*WHAT YOU NEED TO DO:* Each record below should be repeated precisely as written.

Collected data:
(begin)
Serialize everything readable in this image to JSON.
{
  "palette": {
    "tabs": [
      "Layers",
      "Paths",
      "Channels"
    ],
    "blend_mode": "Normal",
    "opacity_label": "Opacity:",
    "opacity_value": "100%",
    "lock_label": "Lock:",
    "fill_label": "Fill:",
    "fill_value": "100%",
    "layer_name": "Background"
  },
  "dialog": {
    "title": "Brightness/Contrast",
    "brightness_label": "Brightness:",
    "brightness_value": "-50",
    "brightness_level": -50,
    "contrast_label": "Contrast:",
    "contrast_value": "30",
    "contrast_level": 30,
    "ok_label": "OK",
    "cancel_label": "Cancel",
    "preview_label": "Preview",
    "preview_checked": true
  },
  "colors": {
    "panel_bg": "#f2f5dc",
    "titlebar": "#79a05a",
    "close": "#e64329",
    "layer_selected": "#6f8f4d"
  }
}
(end)
*IN RESPONSE:*
Serialize everything readable in this image to JSON.
{
  "palette": {
    "tabs": [
      "Layers",
      "Paths",
      "Channels"
    ],
    "blend_mode": "Normal",
    "opacity_label": "Opacity:",
    "opacity_value": "100%",
    "lock_label": "Lock:",
    "fill_label": "Fill:",
    "fill_value": "100%",
    "layer_name": "Background"
  },
  "dialog": {
    "title": "Brightness/Contrast",
    "brightness_label": "Brightness:",
    "brightness_value": "-50",
    "brightness_level": -50,
    "contrast_label": "Contrast:",
    "contrast_value": "30",
    "contrast_level": 30,
    "ok_label": "OK",
    "cancel_label": "Cancel",
    "preview_label": "Preview",
    "preview_checked": true
  },
  "colors": {
    "panel_bg": "#f2f5dc",
    "titlebar": "#79a05a",
    "close": "#e64329",
    "layer_selected": "#6f8f4d"
  }
}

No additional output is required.